STATED PROBLEM: Write out the listing below in full and exactly, leaving out every picture.

─── INPUT ROWS

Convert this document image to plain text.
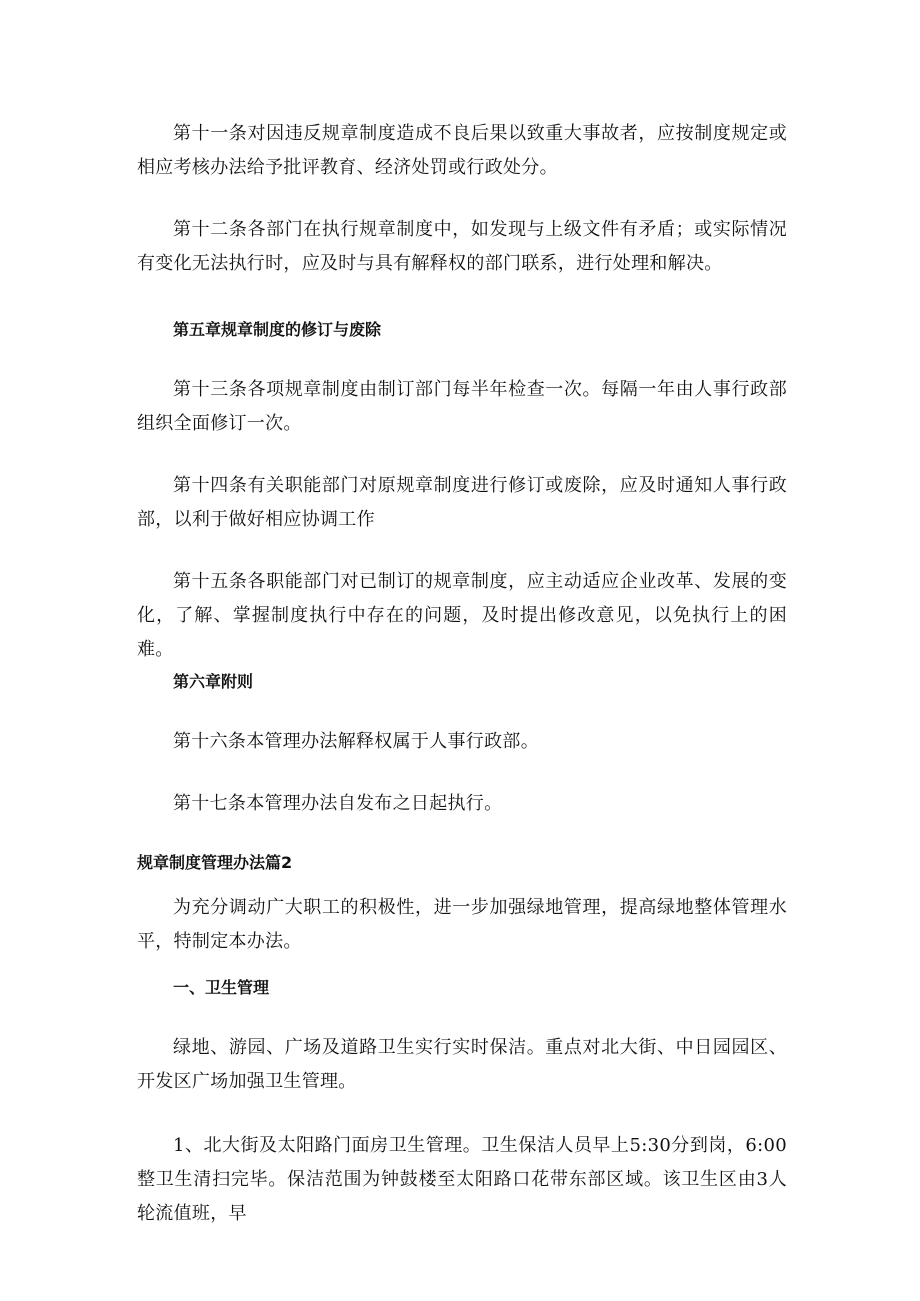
第十一条对因违反规章制度造成不良后果以致重大事故者，应按制度规定或相应考核办法给予批评教育、经济处罚或行政处分。

第十二条各部门在执行规章制度中，如发现与上级文件有矛盾；或实际情况有变化无法执行时，应及时与具有解释权的部门联系，进行处理和解决。

第五章规章制度的修订与废除

第十三条各项规章制度由制订部门每半年检查一次。每隔一年由人事行政部组织全面修订一次。

第十四条有关职能部门对原规章制度进行修订或废除，应及时通知人事行政部，以利于做好相应协调工作

第十五条各职能部门对已制订的规章制度，应主动适应企业改革、发展的变化，了解、掌握制度执行中存在的问题，及时提出修改意见，以免执行上的困难。

第六章附则

第十六条本管理办法解释权属于人事行政部。

第十七条本管理办法自发布之日起执行。

规章制度管理办法篇2

为充分调动广大职工的积极性，进一步加强绿地管理，提高绿地整体管理水平，特制定本办法。

一、卫生管理

绿地、游园、广场及道路卫生实行实时保洁。重点对北大街、中日园园区、开发区广场加强卫生管理。

1、北大街及太阳路门面房卫生管理。卫生保洁人员早上5:30分到岗，6:00整卫生清扫完毕。保洁范围为钟鼓楼至太阳路口花带东部区域。该卫生区由3人轮流值班，早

──────

EXERCISE SOLUTION:
Convert this document image to plain text.
第十一条对因违反规章制度造成不良后果以致重大事故者，应按制度规定或相应考核办法给予批评教育、经济处罚或行政处分。

第十二条各部门在执行规章制度中，如发现与上级文件有矛盾；或实际情况有变化无法执行时，应及时与具有解释权的部门联系，进行处理和解决。

第五章规章制度的修订与废除

第十三条各项规章制度由制订部门每半年检查一次。每隔一年由人事行政部组织全面修订一次。

第十四条有关职能部门对原规章制度进行修订或废除，应及时通知人事行政部，以利于做好相应协调工作

第十五条各职能部门对已制订的规章制度，应主动适应企业改革、发展的变化，了解、掌握制度执行中存在的问题，及时提出修改意见，以免执行上的困难。

第六章附则

第十六条本管理办法解释权属于人事行政部。

第十七条本管理办法自发布之日起执行。

规章制度管理办法篇2

为充分调动广大职工的积极性，进一步加强绿地管理，提高绿地整体管理水平，特制定本办法。

一、卫生管理

绿地、游园、广场及道路卫生实行实时保洁。重点对北大街、中日园园区、开发区广场加强卫生管理。

1、北大街及太阳路门面房卫生管理。卫生保洁人员早上5:30分到岗，6:00整卫生清扫完毕。保洁范围为钟鼓楼至太阳路口花带东部区域。该卫生区由3人轮流值班，早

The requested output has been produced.